### PROVIDED INFORMATION ###
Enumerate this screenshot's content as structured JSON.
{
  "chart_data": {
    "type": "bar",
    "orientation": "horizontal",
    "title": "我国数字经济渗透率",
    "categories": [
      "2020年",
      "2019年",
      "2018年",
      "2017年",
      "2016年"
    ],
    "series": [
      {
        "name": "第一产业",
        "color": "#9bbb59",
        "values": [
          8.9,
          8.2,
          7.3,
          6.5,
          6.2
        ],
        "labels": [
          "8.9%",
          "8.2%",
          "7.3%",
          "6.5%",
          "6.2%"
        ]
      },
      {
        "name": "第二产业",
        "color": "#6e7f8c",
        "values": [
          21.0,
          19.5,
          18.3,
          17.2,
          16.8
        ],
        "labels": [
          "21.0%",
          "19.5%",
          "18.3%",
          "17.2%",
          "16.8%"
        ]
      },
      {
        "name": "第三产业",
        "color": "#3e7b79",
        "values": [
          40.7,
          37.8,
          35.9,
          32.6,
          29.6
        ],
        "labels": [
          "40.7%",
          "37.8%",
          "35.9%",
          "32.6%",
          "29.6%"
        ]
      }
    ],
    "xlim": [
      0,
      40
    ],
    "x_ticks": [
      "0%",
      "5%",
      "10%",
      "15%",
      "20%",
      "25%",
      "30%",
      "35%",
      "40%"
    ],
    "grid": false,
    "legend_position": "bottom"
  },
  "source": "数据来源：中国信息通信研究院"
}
###
** WHAT TO PRODUCE **
Keep only the lines that hold the string "color", and copy them out.

** FULL ANSWER **
        "color": "#9bbb59",
        "color": "#6e7f8c",
        "color": "#3e7b79",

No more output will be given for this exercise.